_PASSAGE PROVIDED_.
>> Start

IN late February 1786 there arrived at Dartmouth College a gift for its president from 'Mr. Flude of London,' accompanied by a letter from 'J. Trumbull,' both hand-delivered by 'Mr. Grout.' These details are evident from the reply to 'J. Trumbull' by John Wheelock, second president of the College. 1

Dartmouth College March 1st 1786

Sir,
I embrace with pleasure the earliest opportunity to acknowledge the favor of your letter, bearing date February 8th. With that I received by the hand of Mr Grout the Medal 2 which is presented by Mr Flude of London to the President of Dartmouth College for the time being.

This expressive mark of public love, and personal politeness, is considered with grateful reflections, and will be viewed in every age as a testimony of that patriotic spirit, which inspires the donor, and particularly of his great regard to the interests of humanity and science.

The value of the present is much increased by the obliging manner, in which you are pleased to communicate it. The reasons for its delay, as mentioned in your letter, are weighty and sufficient. I feel myself indebted, and beg you to accept many thanks for your kind attention and care of it I am, with the greatest consideration and regard,

Sir your most obedient & humble servant
J Wheelock

Mr J. Trumbull Endorsed: Letter from President of Dartmouth College

J. Trumbull's letter, if preserved, has not been found; his identity and that of Mr. Grout remain unknown.

News of the medal's arrival spread throughout the colonies by way of newspapers. For instance, The Pennsylvania Packet and Daily Advertiser of Monday, 22 May 1786 (page 3, column 1) reported: 'New York, May 15. We hear from good authority, that the president of Dartmouth College, in the state of New-Hampshire, has very lately received from a respectable gentleman in London, an elegant Gold Medal, with an ingenious design, expressive of the future glory of America; and of that union which is the strength of society. The donor has presented it as a memento of his attachment to the United States of America, and of his particular regard for that rising seminary.'

The gift itself is an oval-shaped medal with a slightly convex obverse in gold; a silver scalloped bezel and beading surround a figure scene chased in high relief repousse work. 3 The scene depicts Aesop's fable 'The Old Man and his Sons,' bearing the inscription Unanimity is the strength of society. A father, unable to reconcile his quarrelsome sons, shows them how sticks tied together cannot be broken while this can be done with them individually. 4 The less-than-perfect workmanship of the artisan who put the gold and silver components of the medal together is evident. The gold is slightly rotated counterclockwise, about four millimeters from the hanging vertical. Facing the left side, the border of the gold is not entirely covered by the silver of the bezel, leaving about one millimeter exposed.

In the opinion of Mr. Richard Edgcumbe, Department of Metalwork, Victoria and Albert Museum, London, 'The figure scene would have been the work of a specialist chaser, almost certainly from its manner one of the chasers who decorated watchcases at this period. There had been a great vogue for watchcases with figure scenes which ended in the most fashionable circles around 1770 when the rococo died, but some gold cases and a great many silver cases continued to be executed with figure scenes of a similar type to that on the medallion. Two further craftsmen at least would have been involved in the making of the medallion: the engraver who executed the inscription, and the maker or makers of the medallion.' 5

The reverse of the medal, also slightly convex, is of sterling silver. It has a heraldic shield in the middle of the upper part, poorly executed with a two-engrailed top, pointed bottom, and beaded borders. Seven horizontal bars with vertical cross-hatching, indicating the color red, alternate with six white bars; in the left upper corner, a small square with some dots. Altogether a representation of the earliest official flag of the United States of America, adopted as such in 1777 and in use until 1795. Below the shield, engraved in calligraphic design, is the dedication, ' The Gift of / John Flude, / Broker, / Gracechurch Street, / London, 5th April 1785 / to / the President of/ Dartmouth College / for the time being / at Hanover, in / the State of / New Hampshire.' The calligraphy shows at least two, possibly three, levels of craftsmanship, the better one evident in the engraving of the text in italics, although the layout lines have been left; the block-lettering is more poorly done. Except for an indent at the letters I and D of the word President, the surface is quite uniform.

>> End

_EXERCISE REQUIREMENTS_.
A) Answer these from the passage on the Dartmouth medal:
(i) What date does John Wheelock's reply to J. Trumbull carry?
(ii) Which newspaper's 22 May 1786 issue reported the medal's arrival?
(iii) What metal is the reverse of the medal made of?
B) Turn the paragraph of the Dartmouth medal passage that opens "The gift itself is an oval-shaped medal" into a short bulleted list that keeps its main facts.
C) From the Dartmouth medal passage, transcribe everything from "Sir your most" down to "Grout remain unknown." word for word.
You won't need the material that comes after the medal passage.

_RAW DATA_.
>> Start

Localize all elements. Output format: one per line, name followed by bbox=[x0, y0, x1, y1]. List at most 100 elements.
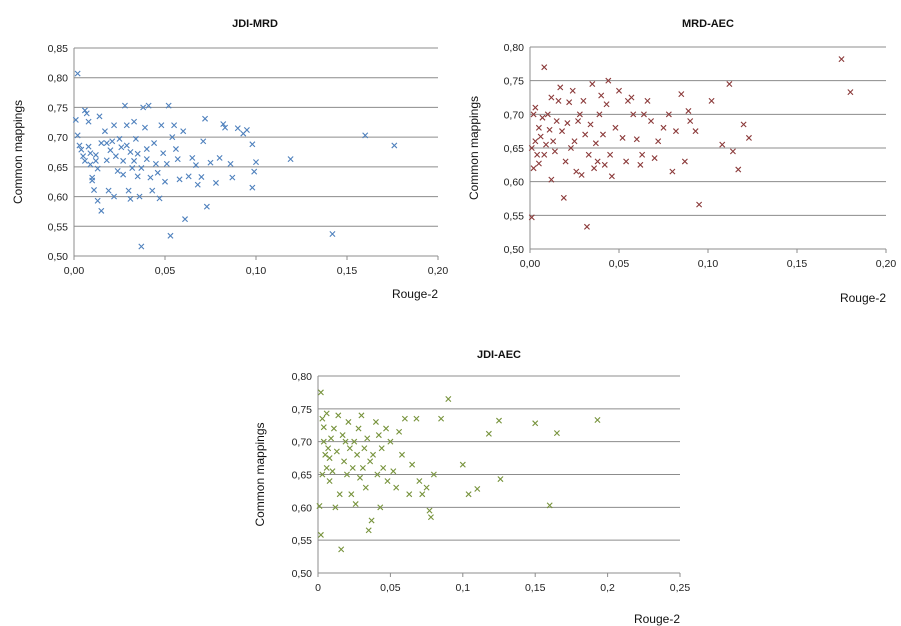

>> End

_THE RESULTS_.
A)
(i) March 1st 1786
(ii) The Pennsylvania Packet and Daily Advertiser
(iii) Sterling silver

B)
- Oval medal with a slightly convex gold obverse, framed by a silver scalloped bezel and beading
- Figure scene chased in high relief repousse work
- Scene shows Aesop's fable "The Old Man and his Sons," inscribed "Unanimity is the strength of society"
- In the fable, a father shows his quarreling sons that sticks tied together cannot be broken, though each stick alone can
- The assembly of the gold and silver parts is imperfect:
  - The gold is rotated about four millimeters counterclockwise from the hanging vertical
  - On the left side, about one millimeter of the gold's border is left uncovered by the bezel

C)
Sir your most obedient & humble servant
J Wheelock

Mr J. Trumbull Endorsed: Letter from President of Dartmouth College

J. Trumbull's letter, if preserved, has not been found; his identity and that of Mr. Grout remain unknown.